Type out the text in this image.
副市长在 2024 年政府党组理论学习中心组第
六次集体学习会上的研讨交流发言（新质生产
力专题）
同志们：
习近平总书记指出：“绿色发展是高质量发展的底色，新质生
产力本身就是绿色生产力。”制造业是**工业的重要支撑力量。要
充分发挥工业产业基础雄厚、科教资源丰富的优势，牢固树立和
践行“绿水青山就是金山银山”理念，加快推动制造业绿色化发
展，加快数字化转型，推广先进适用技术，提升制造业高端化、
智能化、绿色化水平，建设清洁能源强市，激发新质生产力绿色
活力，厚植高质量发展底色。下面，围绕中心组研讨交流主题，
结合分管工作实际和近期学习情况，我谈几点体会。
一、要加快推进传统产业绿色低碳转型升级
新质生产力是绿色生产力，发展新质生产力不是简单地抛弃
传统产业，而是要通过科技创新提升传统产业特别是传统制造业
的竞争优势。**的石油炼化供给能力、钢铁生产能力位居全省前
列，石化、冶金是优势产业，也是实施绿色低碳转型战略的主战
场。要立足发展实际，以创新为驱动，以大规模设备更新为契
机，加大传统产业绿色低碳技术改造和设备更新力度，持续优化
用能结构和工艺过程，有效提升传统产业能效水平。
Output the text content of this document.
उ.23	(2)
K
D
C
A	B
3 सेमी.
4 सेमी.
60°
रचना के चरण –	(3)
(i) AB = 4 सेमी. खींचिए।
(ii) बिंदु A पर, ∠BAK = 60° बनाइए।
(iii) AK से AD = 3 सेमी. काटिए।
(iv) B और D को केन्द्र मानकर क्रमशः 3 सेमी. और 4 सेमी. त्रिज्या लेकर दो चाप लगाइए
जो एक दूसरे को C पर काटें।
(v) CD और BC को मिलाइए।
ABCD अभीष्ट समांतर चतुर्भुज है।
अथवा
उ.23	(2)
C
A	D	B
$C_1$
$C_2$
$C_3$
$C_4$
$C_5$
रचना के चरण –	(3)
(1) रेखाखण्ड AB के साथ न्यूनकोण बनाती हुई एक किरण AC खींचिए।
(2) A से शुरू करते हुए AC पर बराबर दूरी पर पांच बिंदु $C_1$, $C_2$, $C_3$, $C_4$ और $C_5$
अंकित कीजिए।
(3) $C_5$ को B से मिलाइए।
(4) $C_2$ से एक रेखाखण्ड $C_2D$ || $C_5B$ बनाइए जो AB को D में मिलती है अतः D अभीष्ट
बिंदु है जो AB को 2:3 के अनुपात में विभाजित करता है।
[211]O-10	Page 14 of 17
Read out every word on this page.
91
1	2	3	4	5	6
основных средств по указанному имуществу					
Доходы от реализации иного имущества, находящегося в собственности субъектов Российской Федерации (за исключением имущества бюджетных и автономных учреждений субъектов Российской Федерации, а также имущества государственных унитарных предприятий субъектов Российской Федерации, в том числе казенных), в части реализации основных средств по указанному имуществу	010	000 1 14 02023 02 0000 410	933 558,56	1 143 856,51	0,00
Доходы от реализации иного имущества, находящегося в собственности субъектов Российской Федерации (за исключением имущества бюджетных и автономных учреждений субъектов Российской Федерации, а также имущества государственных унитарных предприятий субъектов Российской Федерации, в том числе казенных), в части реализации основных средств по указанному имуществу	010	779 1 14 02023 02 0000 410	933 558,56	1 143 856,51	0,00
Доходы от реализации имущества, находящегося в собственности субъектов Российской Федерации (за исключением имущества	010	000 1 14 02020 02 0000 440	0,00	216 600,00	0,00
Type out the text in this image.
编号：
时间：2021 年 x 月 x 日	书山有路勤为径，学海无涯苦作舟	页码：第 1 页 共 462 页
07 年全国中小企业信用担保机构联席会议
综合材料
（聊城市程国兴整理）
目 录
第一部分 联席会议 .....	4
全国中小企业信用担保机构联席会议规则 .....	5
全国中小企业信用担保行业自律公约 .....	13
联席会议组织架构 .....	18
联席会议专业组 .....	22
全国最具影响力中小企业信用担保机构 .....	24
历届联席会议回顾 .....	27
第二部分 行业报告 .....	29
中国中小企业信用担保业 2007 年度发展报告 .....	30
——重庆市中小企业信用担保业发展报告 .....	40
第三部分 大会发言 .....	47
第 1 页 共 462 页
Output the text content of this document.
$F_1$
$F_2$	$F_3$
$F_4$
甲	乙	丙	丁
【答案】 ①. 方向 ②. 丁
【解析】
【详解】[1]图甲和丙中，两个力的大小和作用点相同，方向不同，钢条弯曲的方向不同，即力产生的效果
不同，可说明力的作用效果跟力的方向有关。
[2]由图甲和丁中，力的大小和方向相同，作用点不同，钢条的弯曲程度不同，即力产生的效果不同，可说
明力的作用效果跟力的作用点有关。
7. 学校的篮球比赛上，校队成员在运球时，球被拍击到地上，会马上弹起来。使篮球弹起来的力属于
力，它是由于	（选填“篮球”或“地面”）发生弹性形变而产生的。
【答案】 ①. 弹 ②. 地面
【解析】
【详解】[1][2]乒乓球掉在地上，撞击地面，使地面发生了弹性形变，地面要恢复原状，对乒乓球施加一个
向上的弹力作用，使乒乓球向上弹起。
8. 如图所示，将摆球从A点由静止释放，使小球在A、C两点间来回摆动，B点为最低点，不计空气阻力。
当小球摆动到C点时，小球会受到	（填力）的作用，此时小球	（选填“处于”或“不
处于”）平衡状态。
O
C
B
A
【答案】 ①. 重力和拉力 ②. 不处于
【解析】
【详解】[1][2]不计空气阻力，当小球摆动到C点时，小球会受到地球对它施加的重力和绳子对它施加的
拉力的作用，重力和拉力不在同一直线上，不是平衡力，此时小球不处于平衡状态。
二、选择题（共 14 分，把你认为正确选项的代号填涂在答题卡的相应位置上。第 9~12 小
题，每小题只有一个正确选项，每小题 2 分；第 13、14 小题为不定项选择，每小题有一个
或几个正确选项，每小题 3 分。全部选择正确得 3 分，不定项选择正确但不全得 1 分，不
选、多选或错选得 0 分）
+===+
* Stated task *
All of the lines above need to be given again exactly.

* Complete answer *
Type out the text in this image.
副市长在 2024 年政府党组理论学习中心组第
六次集体学习会上的研讨交流发言（新质生产
力专题）
同志们：
习近平总书记指出：“绿色发展是高质量发展的底色，新质生
产力本身就是绿色生产力。”制造业是**工业的重要支撑力量。要
充分发挥工业产业基础雄厚、科教资源丰富的优势，牢固树立和
践行“绿水青山就是金山银山”理念，加快推动制造业绿色化发
展，加快数字化转型，推广先进适用技术，提升制造业高端化、
智能化、绿色化水平，建设清洁能源强市，激发新质生产力绿色
活力，厚植高质量发展底色。下面，围绕中心组研讨交流主题，
结合分管工作实际和近期学习情况，我谈几点体会。
一、要加快推进传统产业绿色低碳转型升级
新质生产力是绿色生产力，发展新质生产力不是简单地抛弃
传统产业，而是要通过科技创新提升传统产业特别是传统制造业
的竞争优势。**的石油炼化供给能力、钢铁生产能力位居全省前
列，石化、冶金是优势产业，也是实施绿色低碳转型战略的主战
场。要立足发展实际，以创新为驱动，以大规模设备更新为契
机，加大传统产业绿色低碳技术改造和设备更新力度，持续优化
用能结构和工艺过程，有效提升传统产业能效水平。
Output the text content of this document.
उ.23	(2)
K
D
C
A	B
3 सेमी.
4 सेमी.
60°
रचना के चरण –	(3)
(i) AB = 4 सेमी. खींचिए।
(ii) बिंदु A पर, ∠BAK = 60° बनाइए।
(iii) AK से AD = 3 सेमी. काटिए।
(iv) B और D को केन्द्र मानकर क्रमशः 3 सेमी. और 4 सेमी. त्रिज्या लेकर दो चाप लगाइए
जो एक दूसरे को C पर काटें।
(v) CD और BC को मिलाइए।
ABCD अभीष्ट समांतर चतुर्भुज है।
अथवा
उ.23	(2)
C
A	D	B
$C_1$
$C_2$
$C_3$
$C_4$
$C_5$
रचना के चरण –	(3)
(1) रेखाखण्ड AB के साथ न्यूनकोण बनाती हुई एक किरण AC खींचिए।
(2) A से शुरू करते हुए AC पर बराबर दूरी पर पांच बिंदु $C_1$, $C_2$, $C_3$, $C_4$ और $C_5$
अंकित कीजिए।
(3) $C_5$ को B से मिलाइए।
(4) $C_2$ से एक रेखाखण्ड $C_2D$ || $C_5B$ बनाइए जो AB को D में मिलती है अतः D अभीष्ट
बिंदु है जो AB को 2:3 के अनुपात में विभाजित करता है।
[211]O-10	Page 14 of 17
Read out every word on this page.
91
1	2	3	4	5	6
основных средств по указанному имуществу					
Доходы от реализации иного имущества, находящегося в собственности субъектов Российской Федерации (за исключением имущества бюджетных и автономных учреждений субъектов Российской Федерации, а также имущества государственных унитарных предприятий субъектов Российской Федерации, в том числе казенных), в части реализации основных средств по указанному имуществу	010	000 1 14 02023 02 0000 410	933 558,56	1 143 856,51	0,00
Доходы от реализации иного имущества, находящегося в собственности субъектов Российской Федерации (за исключением имущества бюджетных и автономных учреждений субъектов Российской Федерации, а также имущества государственных унитарных предприятий субъектов Российской Федерации, в том числе казенных), в части реализации основных средств по указанному имуществу	010	779 1 14 02023 02 0000 410	933 558,56	1 143 856,51	0,00
Доходы от реализации имущества, находящегося в собственности субъектов Российской Федерации (за исключением имущества	010	000 1 14 02020 02 0000 440	0,00	216 600,00	0,00
Type out the text in this image.
编号：
时间：2021 年 x 月 x 日	书山有路勤为径，学海无涯苦作舟	页码：第 1 页 共 462 页
07 年全国中小企业信用担保机构联席会议
综合材料
（聊城市程国兴整理）
目 录
第一部分 联席会议 .....	4
全国中小企业信用担保机构联席会议规则 .....	5
全国中小企业信用担保行业自律公约 .....	13
联席会议组织架构 .....	18
联席会议专业组 .....	22
全国最具影响力中小企业信用担保机构 .....	24
历届联席会议回顾 .....	27
第二部分 行业报告 .....	29
中国中小企业信用担保业 2007 年度发展报告 .....	30
——重庆市中小企业信用担保业发展报告 .....	40
第三部分 大会发言 .....	47
第 1 页 共 462 页
Output the text content of this document.
$F_1$
$F_2$	$F_3$
$F_4$
甲	乙	丙	丁
【答案】 ①. 方向 ②. 丁
【解析】
【详解】[1]图甲和丙中，两个力的大小和作用点相同，方向不同，钢条弯曲的方向不同，即力产生的效果
不同，可说明力的作用效果跟力的方向有关。
[2]由图甲和丁中，力的大小和方向相同，作用点不同，钢条的弯曲程度不同，即力产生的效果不同，可说
明力的作用效果跟力的作用点有关。
7. 学校的篮球比赛上，校队成员在运球时，球被拍击到地上，会马上弹起来。使篮球弹起来的力属于
力，它是由于	（选填“篮球”或“地面”）发生弹性形变而产生的。
【答案】 ①. 弹 ②. 地面
【解析】
【详解】[1][2]乒乓球掉在地上，撞击地面，使地面发生了弹性形变，地面要恢复原状，对乒乓球施加一个
向上的弹力作用，使乒乓球向上弹起。
8. 如图所示，将摆球从A点由静止释放，使小球在A、C两点间来回摆动，B点为最低点，不计空气阻力。
当小球摆动到C点时，小球会受到	（填力）的作用，此时小球	（选填“处于”或“不
处于”）平衡状态。
O
C
B
A
【答案】 ①. 重力和拉力 ②. 不处于
【解析】
【详解】[1][2]不计空气阻力，当小球摆动到C点时，小球会受到地球对它施加的重力和绳子对它施加的
拉力的作用，重力和拉力不在同一直线上，不是平衡力，此时小球不处于平衡状态。
二、选择题（共 14 分，把你认为正确选项的代号填涂在答题卡的相应位置上。第 9~12 小
题，每小题只有一个正确选项，每小题 2 分；第 13、14 小题为不定项选择，每小题有一个
或几个正确选项，每小题 3 分。全部选择正确得 3 分，不定项选择正确但不全得 1 分，不
选、多选或错选得 0 分）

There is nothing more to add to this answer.